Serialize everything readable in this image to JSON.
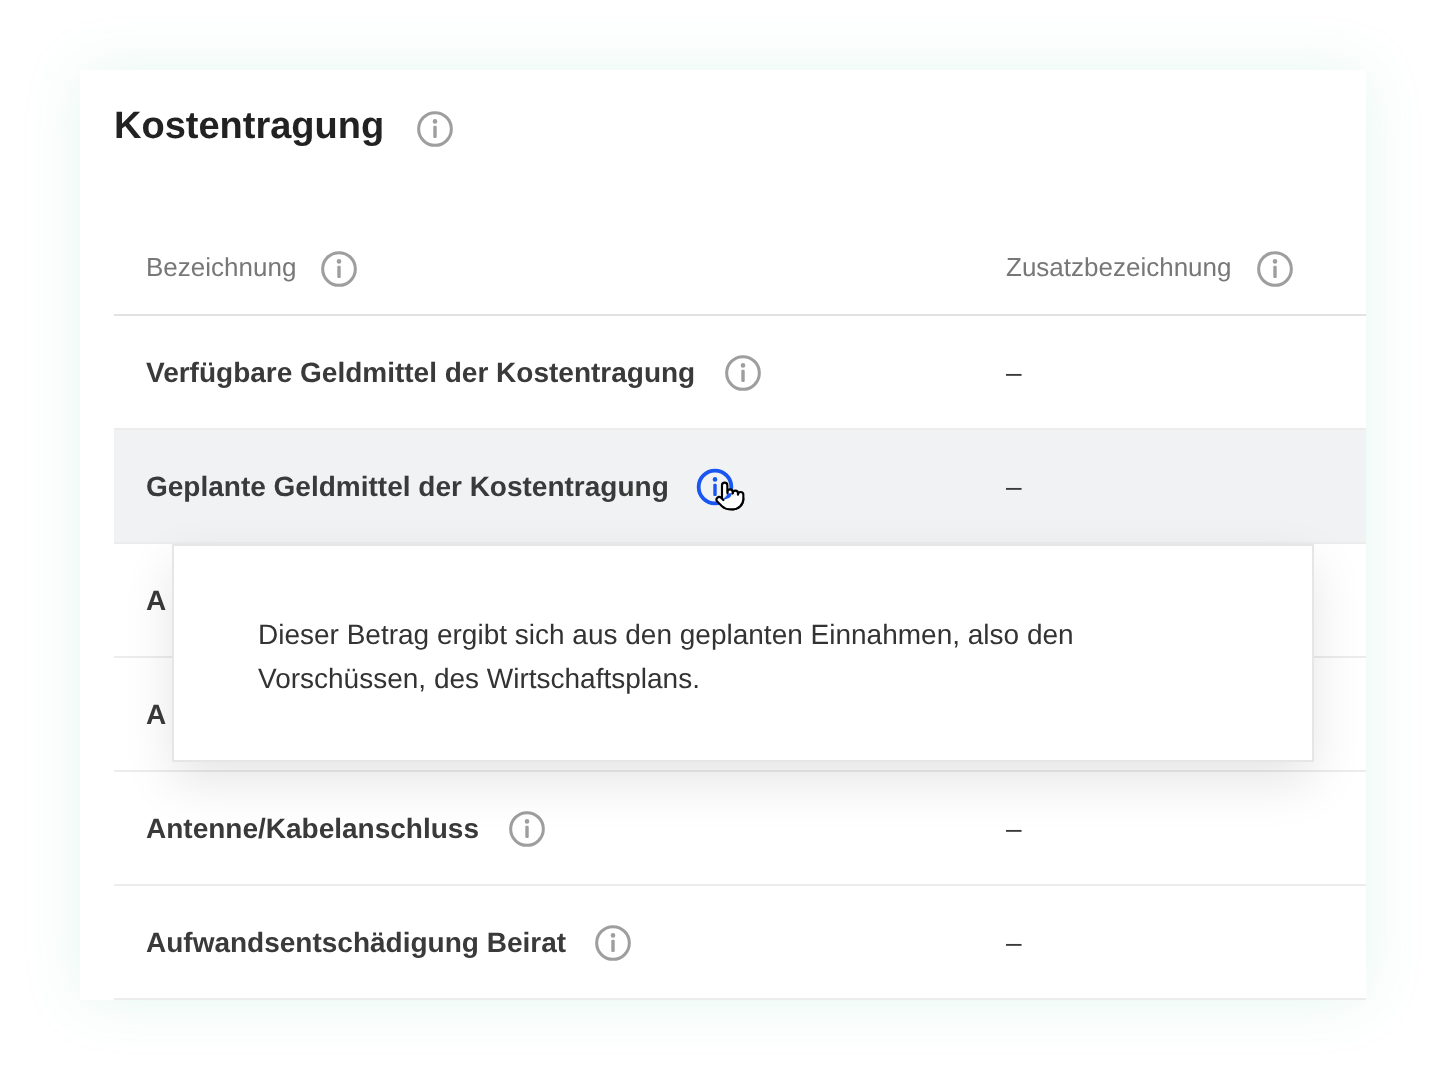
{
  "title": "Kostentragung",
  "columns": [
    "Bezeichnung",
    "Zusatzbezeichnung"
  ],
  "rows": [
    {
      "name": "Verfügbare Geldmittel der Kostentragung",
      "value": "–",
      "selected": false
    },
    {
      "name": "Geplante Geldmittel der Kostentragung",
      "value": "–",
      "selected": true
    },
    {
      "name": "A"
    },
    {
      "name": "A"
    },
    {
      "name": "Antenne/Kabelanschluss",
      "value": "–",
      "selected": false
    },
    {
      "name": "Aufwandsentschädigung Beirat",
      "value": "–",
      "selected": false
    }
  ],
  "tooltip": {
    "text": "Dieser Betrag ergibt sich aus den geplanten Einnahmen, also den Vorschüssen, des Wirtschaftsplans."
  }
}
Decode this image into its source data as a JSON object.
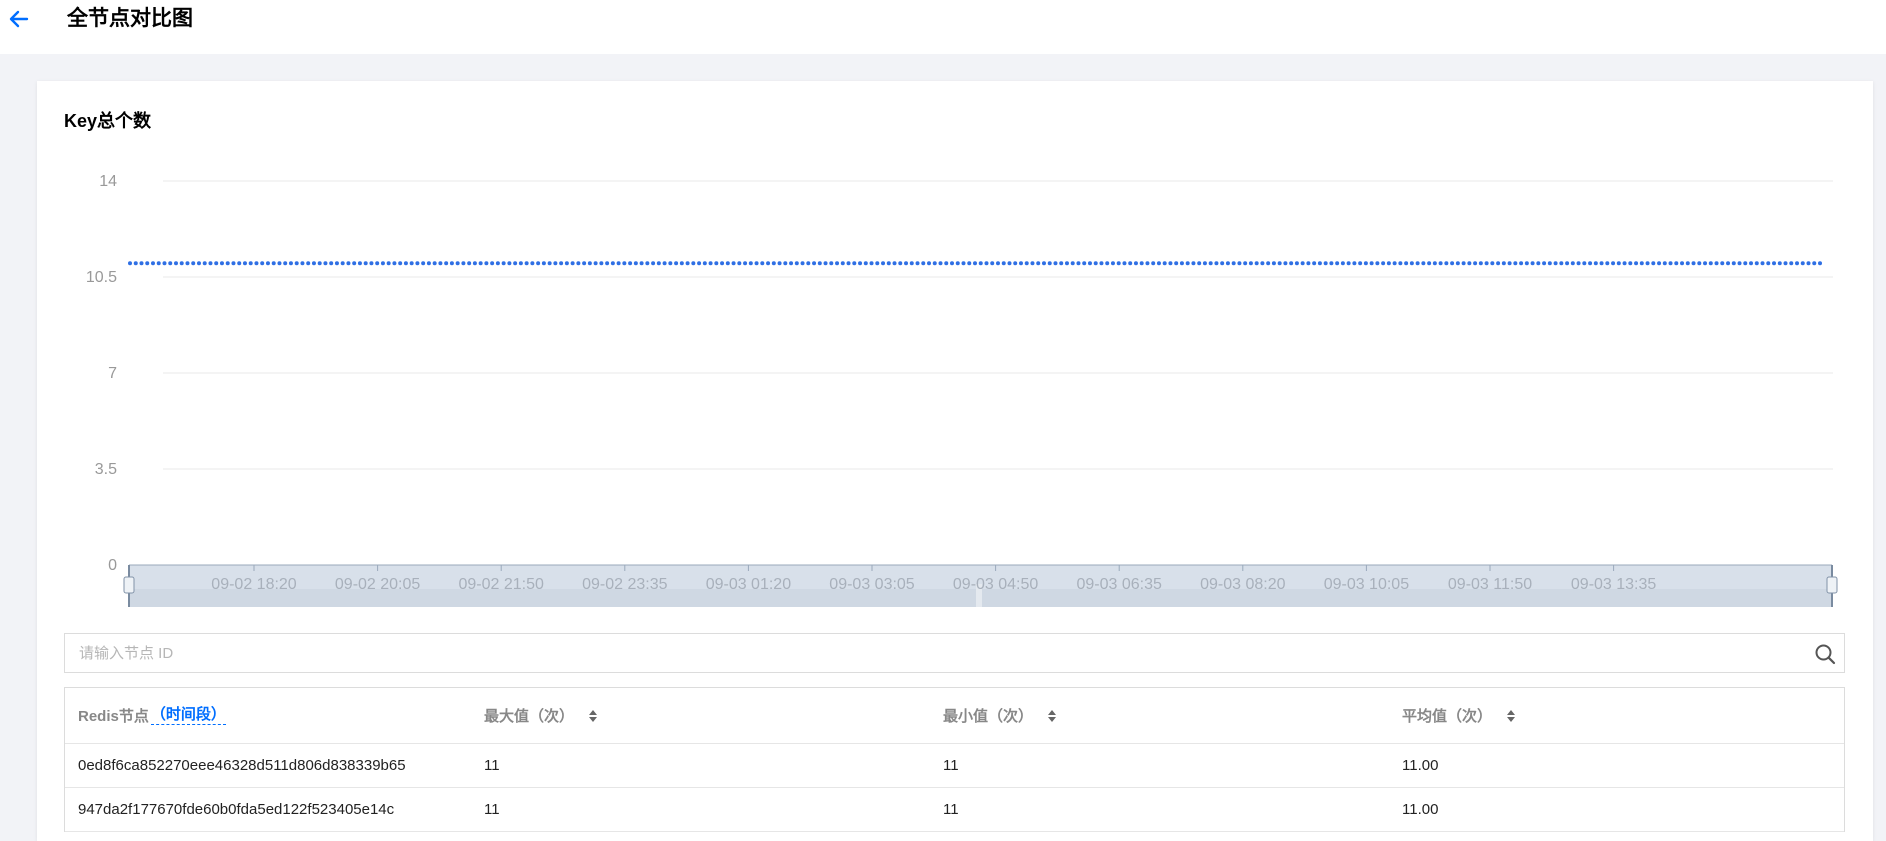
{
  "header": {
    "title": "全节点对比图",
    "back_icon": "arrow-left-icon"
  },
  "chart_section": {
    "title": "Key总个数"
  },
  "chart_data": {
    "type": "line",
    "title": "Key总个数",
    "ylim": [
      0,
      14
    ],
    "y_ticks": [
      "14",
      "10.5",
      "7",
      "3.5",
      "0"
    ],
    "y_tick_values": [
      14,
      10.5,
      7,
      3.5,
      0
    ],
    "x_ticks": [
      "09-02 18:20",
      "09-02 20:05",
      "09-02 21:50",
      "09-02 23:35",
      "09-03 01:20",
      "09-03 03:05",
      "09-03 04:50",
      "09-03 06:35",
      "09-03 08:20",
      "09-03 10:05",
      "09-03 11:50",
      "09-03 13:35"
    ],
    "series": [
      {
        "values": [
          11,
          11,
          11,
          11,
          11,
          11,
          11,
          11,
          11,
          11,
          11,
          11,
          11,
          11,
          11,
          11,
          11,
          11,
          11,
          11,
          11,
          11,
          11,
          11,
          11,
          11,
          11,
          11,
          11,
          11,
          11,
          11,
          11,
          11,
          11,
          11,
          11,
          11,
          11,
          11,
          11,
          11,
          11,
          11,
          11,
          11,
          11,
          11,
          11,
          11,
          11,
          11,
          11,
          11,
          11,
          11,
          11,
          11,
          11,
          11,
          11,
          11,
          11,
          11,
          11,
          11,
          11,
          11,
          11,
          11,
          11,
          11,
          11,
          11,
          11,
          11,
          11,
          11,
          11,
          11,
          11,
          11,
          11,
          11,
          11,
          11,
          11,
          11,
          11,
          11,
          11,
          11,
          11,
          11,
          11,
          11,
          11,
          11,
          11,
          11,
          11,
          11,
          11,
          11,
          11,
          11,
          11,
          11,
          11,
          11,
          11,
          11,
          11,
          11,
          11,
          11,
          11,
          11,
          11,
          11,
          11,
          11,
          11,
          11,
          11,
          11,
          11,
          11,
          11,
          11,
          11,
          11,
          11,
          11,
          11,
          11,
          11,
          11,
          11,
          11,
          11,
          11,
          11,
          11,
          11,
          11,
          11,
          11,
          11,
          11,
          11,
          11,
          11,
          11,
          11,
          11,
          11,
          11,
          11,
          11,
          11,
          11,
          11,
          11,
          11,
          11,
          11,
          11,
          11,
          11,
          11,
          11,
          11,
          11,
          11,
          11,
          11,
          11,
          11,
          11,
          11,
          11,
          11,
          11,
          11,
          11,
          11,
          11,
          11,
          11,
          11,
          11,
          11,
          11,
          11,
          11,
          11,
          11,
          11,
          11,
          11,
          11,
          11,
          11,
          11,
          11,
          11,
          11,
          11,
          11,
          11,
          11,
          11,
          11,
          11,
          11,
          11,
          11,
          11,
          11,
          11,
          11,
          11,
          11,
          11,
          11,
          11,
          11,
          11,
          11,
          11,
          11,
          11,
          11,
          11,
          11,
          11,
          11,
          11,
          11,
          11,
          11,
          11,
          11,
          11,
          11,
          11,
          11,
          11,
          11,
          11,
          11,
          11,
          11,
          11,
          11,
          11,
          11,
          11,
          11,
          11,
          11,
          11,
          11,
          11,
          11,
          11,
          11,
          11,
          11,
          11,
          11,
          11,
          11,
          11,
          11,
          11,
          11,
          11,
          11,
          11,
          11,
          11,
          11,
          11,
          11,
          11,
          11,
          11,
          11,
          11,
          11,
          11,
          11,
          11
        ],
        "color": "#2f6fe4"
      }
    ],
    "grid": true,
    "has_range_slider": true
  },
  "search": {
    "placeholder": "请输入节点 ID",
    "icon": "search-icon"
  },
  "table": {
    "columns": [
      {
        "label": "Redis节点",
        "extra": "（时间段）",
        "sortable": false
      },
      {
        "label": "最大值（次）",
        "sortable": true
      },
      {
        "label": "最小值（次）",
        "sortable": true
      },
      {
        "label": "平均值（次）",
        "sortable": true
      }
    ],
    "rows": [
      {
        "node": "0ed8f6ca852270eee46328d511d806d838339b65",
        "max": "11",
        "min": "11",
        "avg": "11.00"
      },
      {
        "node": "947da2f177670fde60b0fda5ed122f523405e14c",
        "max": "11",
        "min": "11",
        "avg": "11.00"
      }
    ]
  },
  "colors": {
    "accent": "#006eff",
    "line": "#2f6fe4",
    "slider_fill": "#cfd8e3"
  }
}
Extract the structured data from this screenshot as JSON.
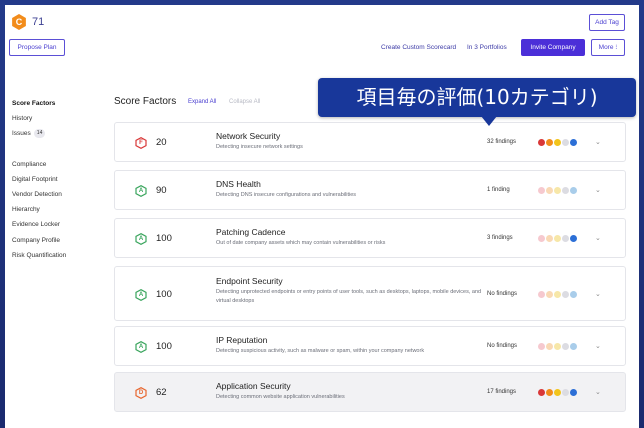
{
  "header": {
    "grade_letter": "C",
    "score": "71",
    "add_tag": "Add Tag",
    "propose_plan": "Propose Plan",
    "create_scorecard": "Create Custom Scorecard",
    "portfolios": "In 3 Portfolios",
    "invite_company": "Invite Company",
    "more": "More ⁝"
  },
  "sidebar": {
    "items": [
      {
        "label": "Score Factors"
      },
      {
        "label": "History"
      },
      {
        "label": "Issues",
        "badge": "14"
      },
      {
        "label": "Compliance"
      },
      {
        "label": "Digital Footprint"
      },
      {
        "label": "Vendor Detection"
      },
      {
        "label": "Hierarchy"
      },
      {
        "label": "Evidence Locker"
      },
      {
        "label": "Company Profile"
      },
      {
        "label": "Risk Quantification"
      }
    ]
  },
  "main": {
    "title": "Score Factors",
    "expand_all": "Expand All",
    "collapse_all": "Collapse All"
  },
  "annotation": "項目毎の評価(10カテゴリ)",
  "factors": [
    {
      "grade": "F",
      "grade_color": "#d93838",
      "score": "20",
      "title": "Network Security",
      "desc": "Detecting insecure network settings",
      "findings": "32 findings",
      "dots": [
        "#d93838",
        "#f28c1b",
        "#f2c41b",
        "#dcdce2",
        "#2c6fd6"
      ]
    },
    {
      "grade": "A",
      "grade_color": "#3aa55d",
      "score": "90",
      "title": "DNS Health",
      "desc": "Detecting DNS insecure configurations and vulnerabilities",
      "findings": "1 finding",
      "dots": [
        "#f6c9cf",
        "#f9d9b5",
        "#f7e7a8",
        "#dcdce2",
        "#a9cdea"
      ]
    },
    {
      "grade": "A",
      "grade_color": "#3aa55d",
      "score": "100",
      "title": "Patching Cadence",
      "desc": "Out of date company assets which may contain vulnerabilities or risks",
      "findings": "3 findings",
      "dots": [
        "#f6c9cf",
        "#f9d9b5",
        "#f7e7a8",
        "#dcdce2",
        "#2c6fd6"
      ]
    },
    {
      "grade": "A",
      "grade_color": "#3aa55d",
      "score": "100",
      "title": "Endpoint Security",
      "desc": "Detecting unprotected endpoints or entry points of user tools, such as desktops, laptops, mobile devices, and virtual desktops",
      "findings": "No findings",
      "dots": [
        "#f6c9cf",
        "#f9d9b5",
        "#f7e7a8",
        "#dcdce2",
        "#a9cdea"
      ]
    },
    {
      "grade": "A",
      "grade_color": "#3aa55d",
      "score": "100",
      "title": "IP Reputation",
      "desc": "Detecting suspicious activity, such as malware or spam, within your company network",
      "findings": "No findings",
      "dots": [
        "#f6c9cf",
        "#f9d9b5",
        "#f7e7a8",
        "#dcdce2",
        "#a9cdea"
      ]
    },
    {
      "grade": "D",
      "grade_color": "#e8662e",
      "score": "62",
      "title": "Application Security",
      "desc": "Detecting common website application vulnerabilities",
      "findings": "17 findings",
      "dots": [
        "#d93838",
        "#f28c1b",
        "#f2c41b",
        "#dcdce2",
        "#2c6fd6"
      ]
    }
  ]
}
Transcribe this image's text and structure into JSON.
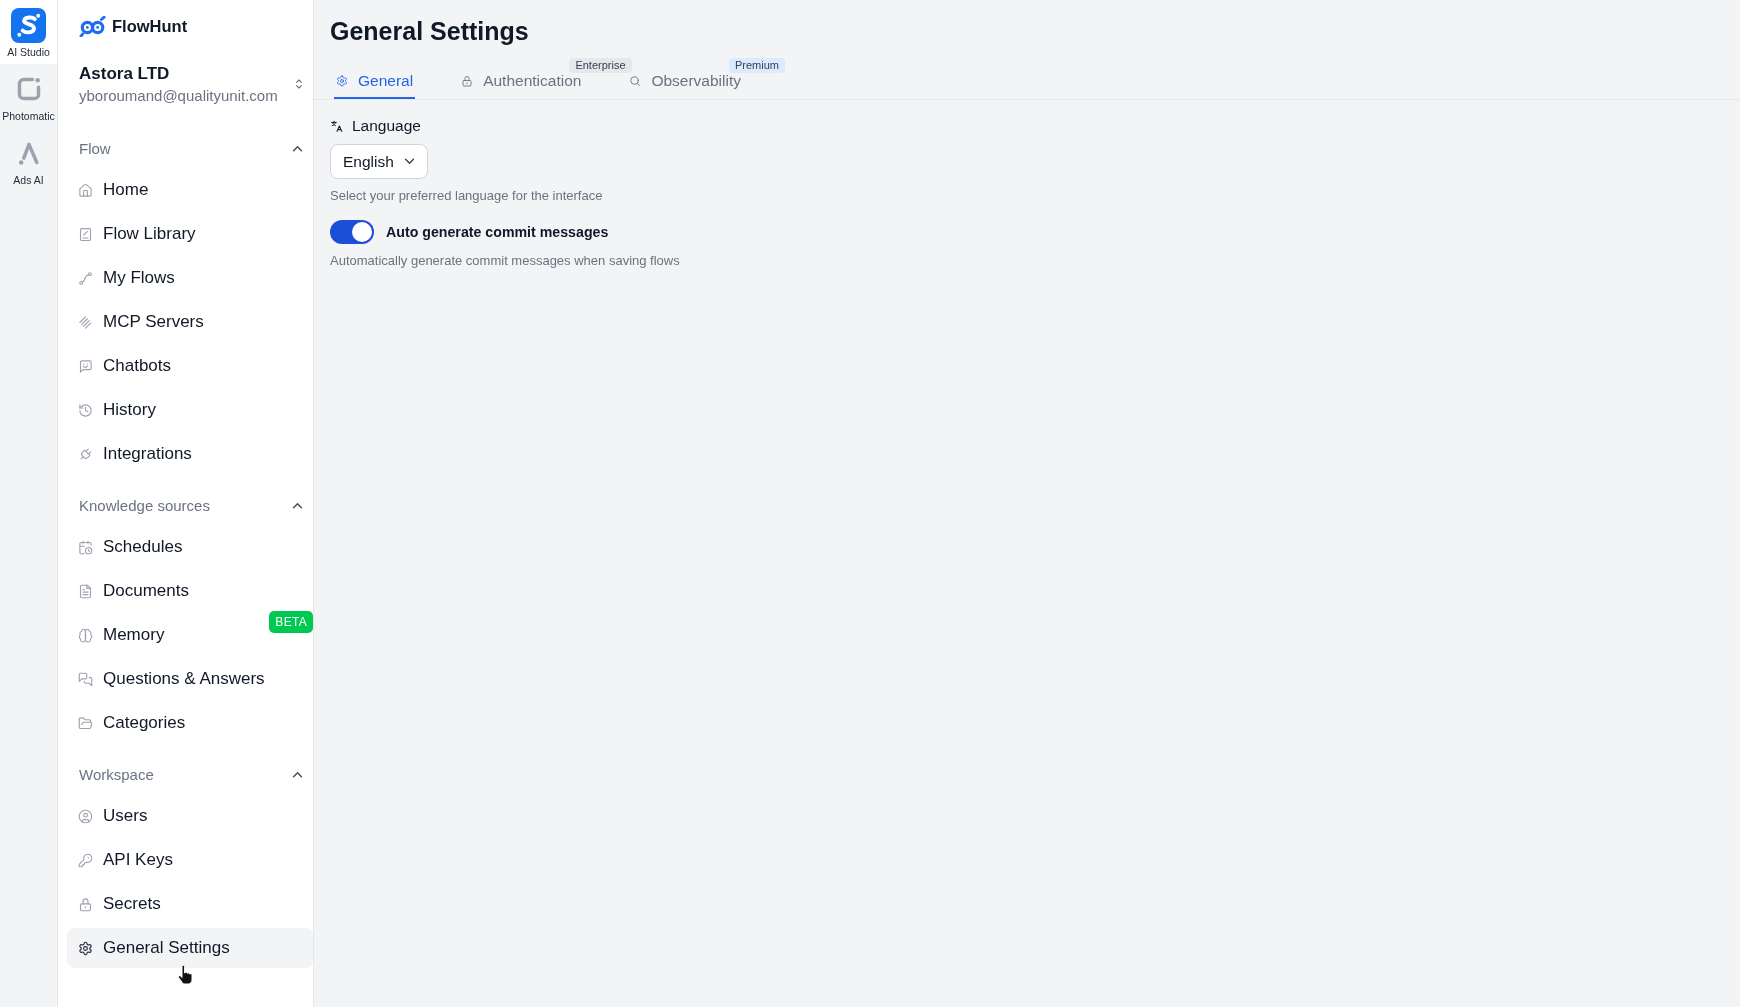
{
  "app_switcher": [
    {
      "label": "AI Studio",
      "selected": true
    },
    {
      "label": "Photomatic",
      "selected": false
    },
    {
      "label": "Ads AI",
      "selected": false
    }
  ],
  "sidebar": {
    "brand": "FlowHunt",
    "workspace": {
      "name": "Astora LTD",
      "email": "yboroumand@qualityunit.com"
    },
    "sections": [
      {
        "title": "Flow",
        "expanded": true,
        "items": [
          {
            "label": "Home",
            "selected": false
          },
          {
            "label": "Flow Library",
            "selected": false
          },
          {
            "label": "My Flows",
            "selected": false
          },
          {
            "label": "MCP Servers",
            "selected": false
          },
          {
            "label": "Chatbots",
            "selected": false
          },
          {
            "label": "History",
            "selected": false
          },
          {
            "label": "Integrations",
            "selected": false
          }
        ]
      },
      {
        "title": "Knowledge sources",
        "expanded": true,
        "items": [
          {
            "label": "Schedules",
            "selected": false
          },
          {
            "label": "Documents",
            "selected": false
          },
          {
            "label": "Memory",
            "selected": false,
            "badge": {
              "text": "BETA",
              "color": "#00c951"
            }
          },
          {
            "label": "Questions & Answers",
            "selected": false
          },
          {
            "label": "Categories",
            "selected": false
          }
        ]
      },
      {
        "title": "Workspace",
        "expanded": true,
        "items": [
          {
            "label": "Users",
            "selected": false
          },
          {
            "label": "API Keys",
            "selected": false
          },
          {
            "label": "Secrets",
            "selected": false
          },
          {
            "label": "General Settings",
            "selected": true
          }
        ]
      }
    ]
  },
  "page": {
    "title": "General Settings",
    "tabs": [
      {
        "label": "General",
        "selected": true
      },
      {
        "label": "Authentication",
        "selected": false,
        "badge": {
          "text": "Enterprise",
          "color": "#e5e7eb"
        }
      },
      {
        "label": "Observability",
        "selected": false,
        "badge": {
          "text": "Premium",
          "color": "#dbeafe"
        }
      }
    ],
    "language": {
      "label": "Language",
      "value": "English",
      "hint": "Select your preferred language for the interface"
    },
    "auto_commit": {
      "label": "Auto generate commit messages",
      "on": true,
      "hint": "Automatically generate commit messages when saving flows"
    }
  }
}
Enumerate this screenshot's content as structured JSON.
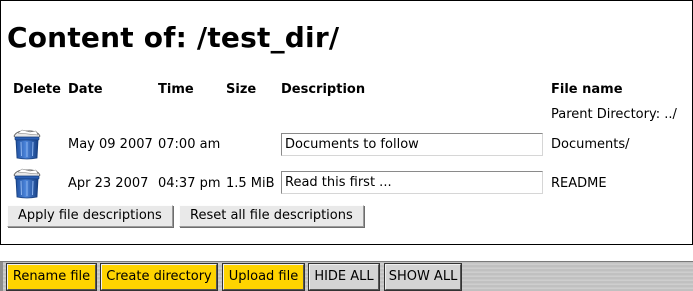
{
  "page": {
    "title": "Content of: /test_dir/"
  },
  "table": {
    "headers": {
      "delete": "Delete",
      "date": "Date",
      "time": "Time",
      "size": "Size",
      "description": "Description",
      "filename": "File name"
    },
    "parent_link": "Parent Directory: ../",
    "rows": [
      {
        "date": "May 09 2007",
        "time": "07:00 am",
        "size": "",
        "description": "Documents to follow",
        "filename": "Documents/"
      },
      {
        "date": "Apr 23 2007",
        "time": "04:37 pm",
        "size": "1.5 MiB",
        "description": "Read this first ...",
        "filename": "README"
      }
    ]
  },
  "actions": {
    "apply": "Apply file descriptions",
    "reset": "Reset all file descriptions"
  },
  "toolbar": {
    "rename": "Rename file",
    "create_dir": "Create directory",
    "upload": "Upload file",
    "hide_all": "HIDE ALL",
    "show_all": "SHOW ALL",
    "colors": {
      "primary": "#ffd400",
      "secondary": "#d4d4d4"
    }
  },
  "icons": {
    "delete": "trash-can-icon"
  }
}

Task goal ▸ Select from the material above each line in which the string "this" appears, and list those lines.

Answer ▸
Serialize everything readable in this image to JSON.
Decode this image into its source data as a JSON object.
Extract the structured data from this screenshot as JSON.
Transcribe this image's text and structure into JSON.
Enumerate this screenshot's content as structured JSON.
        "description": "Read this first ...",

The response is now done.